** start Data listing **

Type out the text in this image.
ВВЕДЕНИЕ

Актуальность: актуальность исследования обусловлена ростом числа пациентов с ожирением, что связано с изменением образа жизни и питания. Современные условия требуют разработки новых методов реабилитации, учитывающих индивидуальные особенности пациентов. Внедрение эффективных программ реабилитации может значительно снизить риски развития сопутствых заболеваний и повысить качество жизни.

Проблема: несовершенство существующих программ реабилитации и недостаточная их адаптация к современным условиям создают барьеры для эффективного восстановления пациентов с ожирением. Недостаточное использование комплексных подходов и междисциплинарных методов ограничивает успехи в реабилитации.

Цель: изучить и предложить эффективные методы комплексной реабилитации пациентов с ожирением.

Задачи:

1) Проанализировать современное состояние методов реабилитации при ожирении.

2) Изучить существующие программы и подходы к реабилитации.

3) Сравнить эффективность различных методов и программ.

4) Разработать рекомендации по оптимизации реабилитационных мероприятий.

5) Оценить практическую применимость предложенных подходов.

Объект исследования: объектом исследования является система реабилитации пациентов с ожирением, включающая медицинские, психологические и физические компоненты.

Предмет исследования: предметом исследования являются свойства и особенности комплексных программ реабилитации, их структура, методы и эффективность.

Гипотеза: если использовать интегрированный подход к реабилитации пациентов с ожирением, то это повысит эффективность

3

** end Data listing **

### Directions for this task
Scan the records for the string "эффективность". Copy each line in which it appears.

### Reply
3) Сравнить эффективность различных методов и программ.
Предмет исследования: предметом исследования являются свойства и особенности комплексных программ реабилитации, их структура, методы и эффективность.
Гипотеза: если использовать интегрированный подход к реабилитации пациентов с ожирением, то это повысит эффективность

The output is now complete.